DATA PROVIDED:
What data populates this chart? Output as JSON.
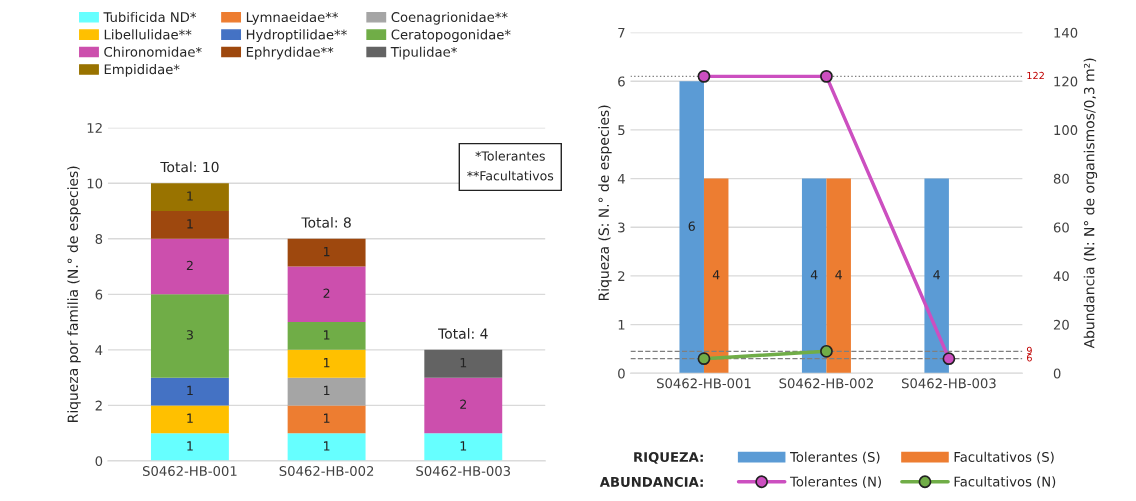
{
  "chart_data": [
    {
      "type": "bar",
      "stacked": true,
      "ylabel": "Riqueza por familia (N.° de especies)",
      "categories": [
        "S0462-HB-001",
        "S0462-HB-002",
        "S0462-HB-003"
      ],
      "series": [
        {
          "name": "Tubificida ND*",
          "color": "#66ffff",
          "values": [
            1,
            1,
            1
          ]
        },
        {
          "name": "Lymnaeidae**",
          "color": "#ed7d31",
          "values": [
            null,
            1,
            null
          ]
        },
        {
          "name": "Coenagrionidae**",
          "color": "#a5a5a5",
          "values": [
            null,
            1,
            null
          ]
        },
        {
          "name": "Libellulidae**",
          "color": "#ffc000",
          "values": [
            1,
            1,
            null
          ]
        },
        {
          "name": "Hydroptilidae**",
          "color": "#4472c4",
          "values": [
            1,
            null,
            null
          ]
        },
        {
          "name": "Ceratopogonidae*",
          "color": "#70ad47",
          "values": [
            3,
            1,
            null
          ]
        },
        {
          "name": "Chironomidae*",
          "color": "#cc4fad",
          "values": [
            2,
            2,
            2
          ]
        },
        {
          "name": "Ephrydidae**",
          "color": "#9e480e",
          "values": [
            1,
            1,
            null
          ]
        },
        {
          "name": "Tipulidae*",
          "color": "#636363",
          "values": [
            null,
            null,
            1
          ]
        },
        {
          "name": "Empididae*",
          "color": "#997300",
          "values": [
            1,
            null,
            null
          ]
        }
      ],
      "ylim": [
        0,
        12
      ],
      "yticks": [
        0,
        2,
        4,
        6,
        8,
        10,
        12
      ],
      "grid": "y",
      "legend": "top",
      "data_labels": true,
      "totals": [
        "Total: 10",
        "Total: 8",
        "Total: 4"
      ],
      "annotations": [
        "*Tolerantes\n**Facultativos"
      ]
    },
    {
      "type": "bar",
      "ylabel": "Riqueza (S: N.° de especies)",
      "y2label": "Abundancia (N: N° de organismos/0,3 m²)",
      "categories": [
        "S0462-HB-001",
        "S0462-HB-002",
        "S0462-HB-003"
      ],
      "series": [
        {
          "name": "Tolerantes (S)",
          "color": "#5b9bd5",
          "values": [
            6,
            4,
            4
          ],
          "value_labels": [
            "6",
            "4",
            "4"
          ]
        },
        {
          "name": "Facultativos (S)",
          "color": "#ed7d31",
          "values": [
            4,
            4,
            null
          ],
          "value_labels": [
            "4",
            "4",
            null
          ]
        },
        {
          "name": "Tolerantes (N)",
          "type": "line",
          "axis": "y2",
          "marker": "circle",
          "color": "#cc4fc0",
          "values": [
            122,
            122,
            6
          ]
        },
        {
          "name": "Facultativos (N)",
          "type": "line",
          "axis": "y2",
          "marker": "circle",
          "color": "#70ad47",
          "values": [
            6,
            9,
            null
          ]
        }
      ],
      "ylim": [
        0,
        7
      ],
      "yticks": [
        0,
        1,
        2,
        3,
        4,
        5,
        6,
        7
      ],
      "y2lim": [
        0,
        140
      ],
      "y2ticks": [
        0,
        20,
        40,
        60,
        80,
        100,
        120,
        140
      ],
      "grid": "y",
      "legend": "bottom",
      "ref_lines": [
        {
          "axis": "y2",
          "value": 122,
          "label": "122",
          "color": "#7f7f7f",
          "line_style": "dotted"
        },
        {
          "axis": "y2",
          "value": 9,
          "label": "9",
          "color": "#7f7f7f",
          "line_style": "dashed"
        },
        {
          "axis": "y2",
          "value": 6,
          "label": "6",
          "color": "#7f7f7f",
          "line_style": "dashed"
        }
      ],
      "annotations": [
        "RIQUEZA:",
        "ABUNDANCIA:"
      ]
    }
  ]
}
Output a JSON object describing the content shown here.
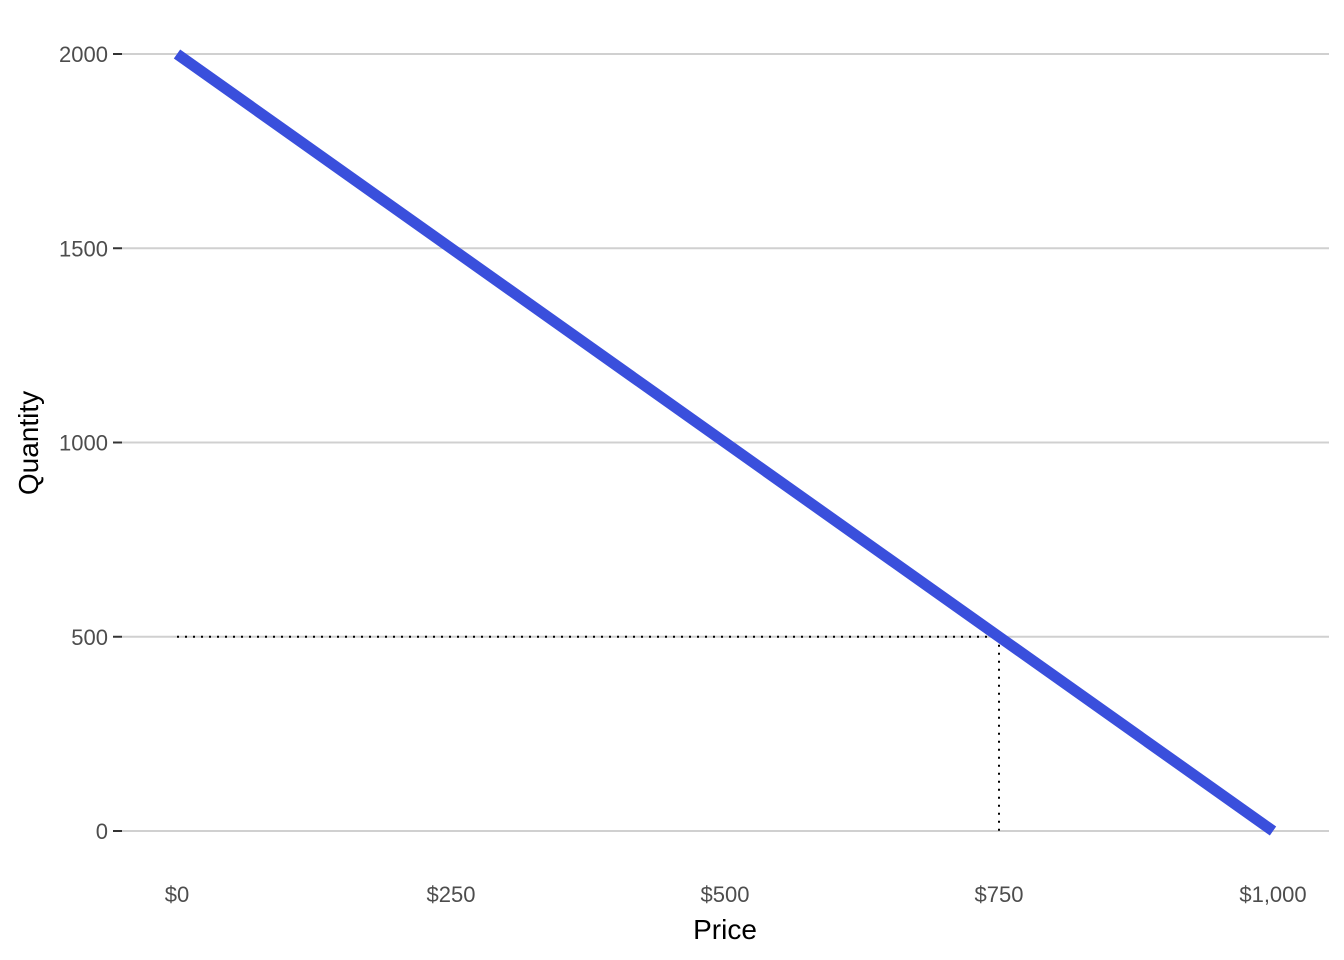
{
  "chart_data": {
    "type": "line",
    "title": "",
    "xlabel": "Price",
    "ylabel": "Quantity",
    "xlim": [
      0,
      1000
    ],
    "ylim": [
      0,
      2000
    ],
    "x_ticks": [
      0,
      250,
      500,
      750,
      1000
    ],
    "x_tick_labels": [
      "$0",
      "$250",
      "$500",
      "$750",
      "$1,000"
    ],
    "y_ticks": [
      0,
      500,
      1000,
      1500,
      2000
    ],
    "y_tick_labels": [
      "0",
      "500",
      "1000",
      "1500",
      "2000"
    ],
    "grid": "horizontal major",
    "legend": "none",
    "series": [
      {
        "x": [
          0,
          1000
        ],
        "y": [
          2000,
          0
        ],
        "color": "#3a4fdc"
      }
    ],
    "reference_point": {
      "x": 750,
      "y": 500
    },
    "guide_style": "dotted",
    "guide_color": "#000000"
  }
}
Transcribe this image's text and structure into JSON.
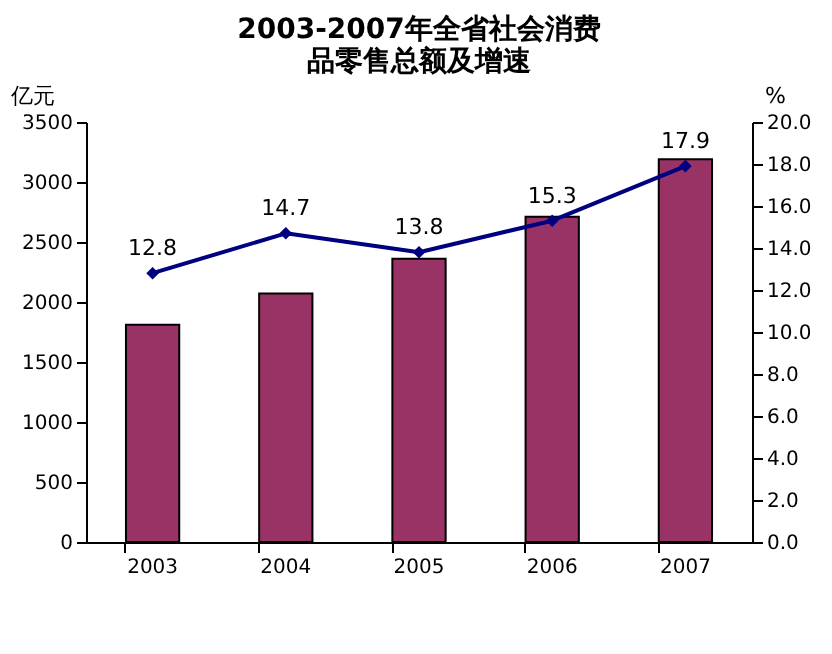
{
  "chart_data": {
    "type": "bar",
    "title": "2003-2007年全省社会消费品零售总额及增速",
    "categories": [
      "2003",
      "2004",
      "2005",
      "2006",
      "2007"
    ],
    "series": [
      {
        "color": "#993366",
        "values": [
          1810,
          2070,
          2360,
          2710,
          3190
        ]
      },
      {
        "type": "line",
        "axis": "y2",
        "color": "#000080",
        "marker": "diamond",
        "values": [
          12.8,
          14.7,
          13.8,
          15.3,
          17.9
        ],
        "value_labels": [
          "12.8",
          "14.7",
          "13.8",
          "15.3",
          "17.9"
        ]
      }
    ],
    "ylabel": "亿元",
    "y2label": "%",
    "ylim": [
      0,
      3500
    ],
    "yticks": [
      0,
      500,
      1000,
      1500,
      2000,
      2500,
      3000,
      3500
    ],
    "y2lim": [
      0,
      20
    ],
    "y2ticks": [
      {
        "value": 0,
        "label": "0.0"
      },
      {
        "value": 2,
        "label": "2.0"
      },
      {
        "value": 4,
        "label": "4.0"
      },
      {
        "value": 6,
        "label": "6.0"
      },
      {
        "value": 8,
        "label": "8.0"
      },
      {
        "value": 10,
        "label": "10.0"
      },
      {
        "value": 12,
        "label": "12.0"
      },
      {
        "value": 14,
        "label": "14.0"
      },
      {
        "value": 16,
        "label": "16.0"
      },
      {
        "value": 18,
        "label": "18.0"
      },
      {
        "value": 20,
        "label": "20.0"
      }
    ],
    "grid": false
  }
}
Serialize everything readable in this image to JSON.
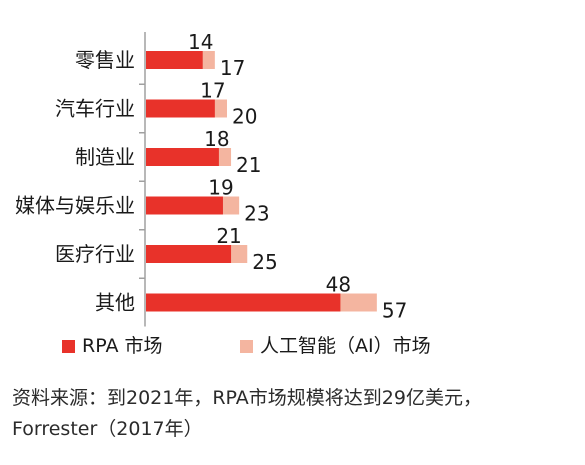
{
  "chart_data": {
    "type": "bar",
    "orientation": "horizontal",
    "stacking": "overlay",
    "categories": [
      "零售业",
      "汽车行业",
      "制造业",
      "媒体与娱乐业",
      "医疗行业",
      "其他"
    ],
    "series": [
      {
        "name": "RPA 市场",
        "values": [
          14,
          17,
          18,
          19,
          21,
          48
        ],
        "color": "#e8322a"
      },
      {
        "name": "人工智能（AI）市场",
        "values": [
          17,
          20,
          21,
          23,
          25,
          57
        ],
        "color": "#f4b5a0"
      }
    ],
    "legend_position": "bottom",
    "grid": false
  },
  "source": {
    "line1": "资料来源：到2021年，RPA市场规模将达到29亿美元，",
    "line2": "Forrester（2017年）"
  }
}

WHAT THE TASK REQUIRES: Extract the full listing above verbatim; pictures are to be left out of the copy.

COMPLETE OUTPUT:
What data populates this chart? Output as JSON.
{
  "chart_data": [
    {
      "type": "bar",
      "stacked": true,
      "ylabel": "Riqueza por familia (N.° de especies)",
      "categories": [
        "S0462-HB-001",
        "S0462-HB-002",
        "S0462-HB-003"
      ],
      "series": [
        {
          "name": "Tubificida ND*",
          "color": "#66ffff",
          "values": [
            1,
            1,
            1
          ]
        },
        {
          "name": "Lymnaeidae**",
          "color": "#ed7d31",
          "values": [
            null,
            1,
            null
          ]
        },
        {
          "name": "Coenagrionidae**",
          "color": "#a5a5a5",
          "values": [
            null,
            1,
            null
          ]
        },
        {
          "name": "Libellulidae**",
          "color": "#ffc000",
          "values": [
            1,
            1,
            null
          ]
        },
        {
          "name": "Hydroptilidae**",
          "color": "#4472c4",
          "values": [
            1,
            null,
            null
          ]
        },
        {
          "name": "Ceratopogonidae*",
          "color": "#70ad47",
          "values": [
            3,
            1,
            null
          ]
        },
        {
          "name": "Chironomidae*",
          "color": "#cc4fad",
          "values": [
            2,
            2,
            2
          ]
        },
        {
          "name": "Ephrydidae**",
          "color": "#9e480e",
          "values": [
            1,
            1,
            null
          ]
        },
        {
          "name": "Tipulidae*",
          "color": "#636363",
          "values": [
            null,
            null,
            1
          ]
        },
        {
          "name": "Empididae*",
          "color": "#997300",
          "values": [
            1,
            null,
            null
          ]
        }
      ],
      "ylim": [
        0,
        12
      ],
      "yticks": [
        0,
        2,
        4,
        6,
        8,
        10,
        12
      ],
      "grid": "y",
      "legend": "top",
      "data_labels": true,
      "totals": [
        "Total: 10",
        "Total: 8",
        "Total: 4"
      ],
      "annotations": [
        "*Tolerantes\n**Facultativos"
      ]
    },
    {
      "type": "bar",
      "ylabel": "Riqueza (S: N.° de especies)",
      "y2label": "Abundancia (N: N° de organismos/0,3 m²)",
      "categories": [
        "S0462-HB-001",
        "S0462-HB-002",
        "S0462-HB-003"
      ],
      "series": [
        {
          "name": "Tolerantes (S)",
          "color": "#5b9bd5",
          "values": [
            6,
            4,
            4
          ],
          "value_labels": [
            "6",
            "4",
            "4"
          ]
        },
        {
          "name": "Facultativos (S)",
          "color": "#ed7d31",
          "values": [
            4,
            4,
            null
          ],
          "value_labels": [
            "4",
            "4",
            null
          ]
        },
        {
          "name": "Tolerantes (N)",
          "type": "line",
          "axis": "y2",
          "marker": "circle",
          "color": "#cc4fc0",
          "values": [
            122,
            122,
            6
          ]
        },
        {
          "name": "Facultativos (N)",
          "type": "line",
          "axis": "y2",
          "marker": "circle",
          "color": "#70ad47",
          "values": [
            6,
            9,
            null
          ]
        }
      ],
      "ylim": [
        0,
        7
      ],
      "yticks": [
        0,
        1,
        2,
        3,
        4,
        5,
        6,
        7
      ],
      "y2lim": [
        0,
        140
      ],
      "y2ticks": [
        0,
        20,
        40,
        60,
        80,
        100,
        120,
        140
      ],
      "grid": "y",
      "legend": "bottom",
      "ref_lines": [
        {
          "axis": "y2",
          "value": 122,
          "label": "122",
          "color": "#7f7f7f",
          "line_style": "dotted"
        },
        {
          "axis": "y2",
          "value": 9,
          "label": "9",
          "color": "#7f7f7f",
          "line_style": "dashed"
        },
        {
          "axis": "y2",
          "value": 6,
          "label": "6",
          "color": "#7f7f7f",
          "line_style": "dashed"
        }
      ],
      "annotations": [
        "RIQUEZA:",
        "ABUNDANCIA:"
      ]
    }
  ]
}
Output a JSON object describing the content shown here.
{
  "chart_data": {
    "type": "line",
    "title": "",
    "xlabel": "Price",
    "ylabel": "Quantity",
    "xlim": [
      0,
      1000
    ],
    "ylim": [
      0,
      2000
    ],
    "x_ticks": [
      0,
      250,
      500,
      750,
      1000
    ],
    "x_tick_labels": [
      "$0",
      "$250",
      "$500",
      "$750",
      "$1,000"
    ],
    "y_ticks": [
      0,
      500,
      1000,
      1500,
      2000
    ],
    "y_tick_labels": [
      "0",
      "500",
      "1000",
      "1500",
      "2000"
    ],
    "grid": "horizontal major",
    "legend": "none",
    "series": [
      {
        "x": [
          0,
          1000
        ],
        "y": [
          2000,
          0
        ],
        "color": "#3a4fdc"
      }
    ],
    "reference_point": {
      "x": 750,
      "y": 500
    },
    "guide_style": "dotted",
    "guide_color": "#000000"
  }
}
Transcribe this image's text and structure into JSON.
{
  "chart_data": {
    "type": "bar",
    "title": "2003-2007年全省社会消费品零售总额及增速",
    "categories": [
      "2003",
      "2004",
      "2005",
      "2006",
      "2007"
    ],
    "series": [
      {
        "color": "#993366",
        "values": [
          1810,
          2070,
          2360,
          2710,
          3190
        ]
      },
      {
        "type": "line",
        "axis": "y2",
        "color": "#000080",
        "marker": "diamond",
        "values": [
          12.8,
          14.7,
          13.8,
          15.3,
          17.9
        ],
        "value_labels": [
          "12.8",
          "14.7",
          "13.8",
          "15.3",
          "17.9"
        ]
      }
    ],
    "ylabel": "亿元",
    "y2label": "%",
    "ylim": [
      0,
      3500
    ],
    "yticks": [
      0,
      500,
      1000,
      1500,
      2000,
      2500,
      3000,
      3500
    ],
    "y2lim": [
      0,
      20
    ],
    "y2ticks": [
      {
        "value": 0,
        "label": "0.0"
      },
      {
        "value": 2,
        "label": "2.0"
      },
      {
        "value": 4,
        "label": "4.0"
      },
      {
        "value": 6,
        "label": "6.0"
      },
      {
        "value": 8,
        "label": "8.0"
      },
      {
        "value": 10,
        "label": "10.0"
      },
      {
        "value": 12,
        "label": "12.0"
      },
      {
        "value": 14,
        "label": "14.0"
      },
      {
        "value": 16,
        "label": "16.0"
      },
      {
        "value": 18,
        "label": "18.0"
      },
      {
        "value": 20,
        "label": "20.0"
      }
    ],
    "grid": false
  }
}
Serialize everything readable in this image to JSON.
{
  "chart_data": {
    "type": "bar",
    "orientation": "horizontal",
    "stacking": "overlay",
    "categories": [
      "零售业",
      "汽车行业",
      "制造业",
      "媒体与娱乐业",
      "医疗行业",
      "其他"
    ],
    "series": [
      {
        "name": "RPA 市场",
        "values": [
          14,
          17,
          18,
          19,
          21,
          48
        ],
        "color": "#e8322a"
      },
      {
        "name": "人工智能（AI）市场",
        "values": [
          17,
          20,
          21,
          23,
          25,
          57
        ],
        "color": "#f4b5a0"
      }
    ],
    "legend_position": "bottom",
    "grid": false
  },
  "source": {
    "line1": "资料来源：到2021年，RPA市场规模将达到29亿美元，",
    "line2": "Forrester（2017年）"
  }
}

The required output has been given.